◆ **Description of the task**
Only the number is wanted: how many lines of these entries contain the word "JSON"?

------------------------------------------------------------

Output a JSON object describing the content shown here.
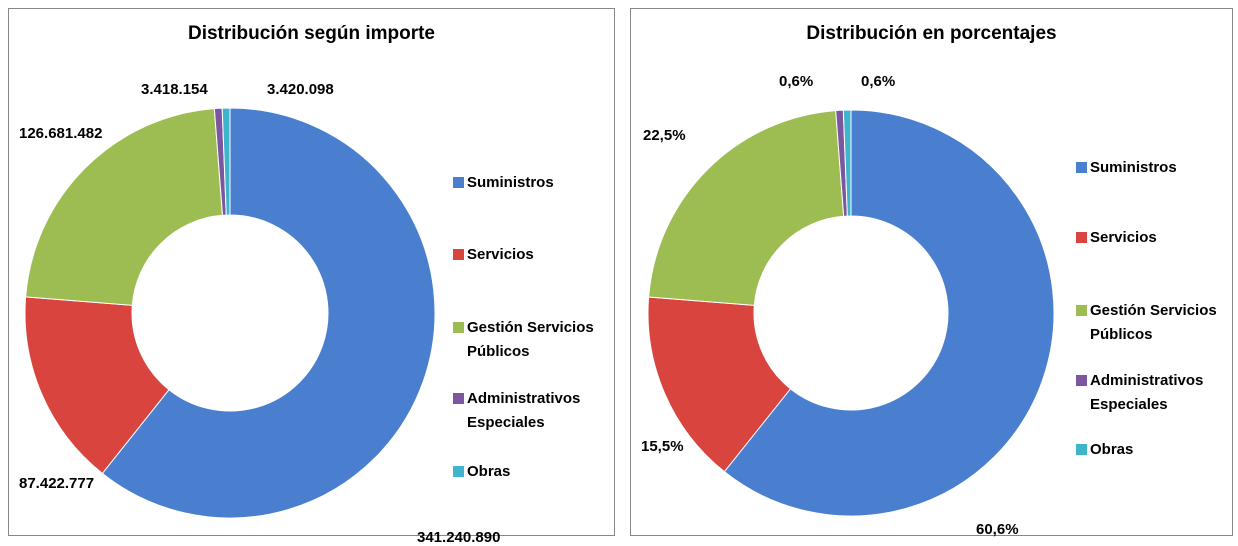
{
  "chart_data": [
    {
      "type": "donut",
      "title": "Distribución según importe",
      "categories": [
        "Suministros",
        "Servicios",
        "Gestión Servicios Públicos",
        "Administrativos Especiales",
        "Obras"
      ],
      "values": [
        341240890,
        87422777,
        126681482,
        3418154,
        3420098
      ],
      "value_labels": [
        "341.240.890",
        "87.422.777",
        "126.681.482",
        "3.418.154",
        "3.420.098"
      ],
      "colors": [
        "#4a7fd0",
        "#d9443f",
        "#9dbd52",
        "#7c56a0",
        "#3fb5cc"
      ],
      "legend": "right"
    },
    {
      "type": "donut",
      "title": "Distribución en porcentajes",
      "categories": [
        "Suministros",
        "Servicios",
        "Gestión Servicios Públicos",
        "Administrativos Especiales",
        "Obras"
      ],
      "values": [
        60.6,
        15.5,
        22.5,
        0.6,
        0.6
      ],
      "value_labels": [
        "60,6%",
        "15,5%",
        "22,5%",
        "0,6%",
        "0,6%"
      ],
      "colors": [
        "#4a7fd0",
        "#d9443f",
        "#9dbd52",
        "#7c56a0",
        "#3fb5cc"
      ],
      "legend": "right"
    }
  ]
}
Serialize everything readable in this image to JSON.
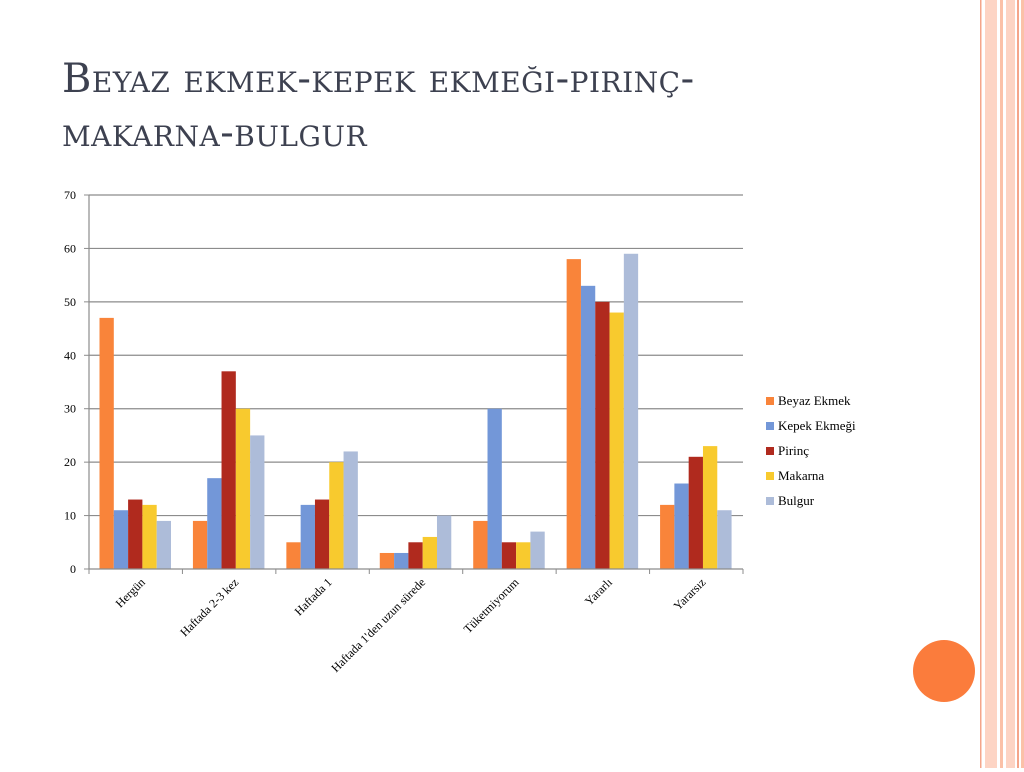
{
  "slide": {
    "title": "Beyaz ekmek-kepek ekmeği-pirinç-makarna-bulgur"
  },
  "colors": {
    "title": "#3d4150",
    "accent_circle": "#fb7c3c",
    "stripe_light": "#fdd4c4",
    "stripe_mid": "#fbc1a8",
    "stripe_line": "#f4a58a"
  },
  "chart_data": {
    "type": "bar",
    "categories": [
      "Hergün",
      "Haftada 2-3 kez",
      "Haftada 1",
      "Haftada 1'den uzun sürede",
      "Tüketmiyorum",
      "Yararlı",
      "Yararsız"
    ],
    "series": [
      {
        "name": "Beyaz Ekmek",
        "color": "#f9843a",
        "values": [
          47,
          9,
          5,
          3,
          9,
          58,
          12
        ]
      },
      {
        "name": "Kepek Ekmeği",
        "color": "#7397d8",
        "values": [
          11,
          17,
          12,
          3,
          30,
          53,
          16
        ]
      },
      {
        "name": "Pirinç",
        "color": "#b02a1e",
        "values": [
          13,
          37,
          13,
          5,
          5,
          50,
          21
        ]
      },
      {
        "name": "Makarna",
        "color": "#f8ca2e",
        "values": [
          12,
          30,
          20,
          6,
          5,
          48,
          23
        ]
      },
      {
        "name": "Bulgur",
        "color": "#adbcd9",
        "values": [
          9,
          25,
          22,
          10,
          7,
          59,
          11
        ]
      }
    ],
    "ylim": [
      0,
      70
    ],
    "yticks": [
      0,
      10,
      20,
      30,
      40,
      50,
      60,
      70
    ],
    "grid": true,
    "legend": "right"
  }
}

------------------------------------------------------------

◆ **Response to the exercise**
2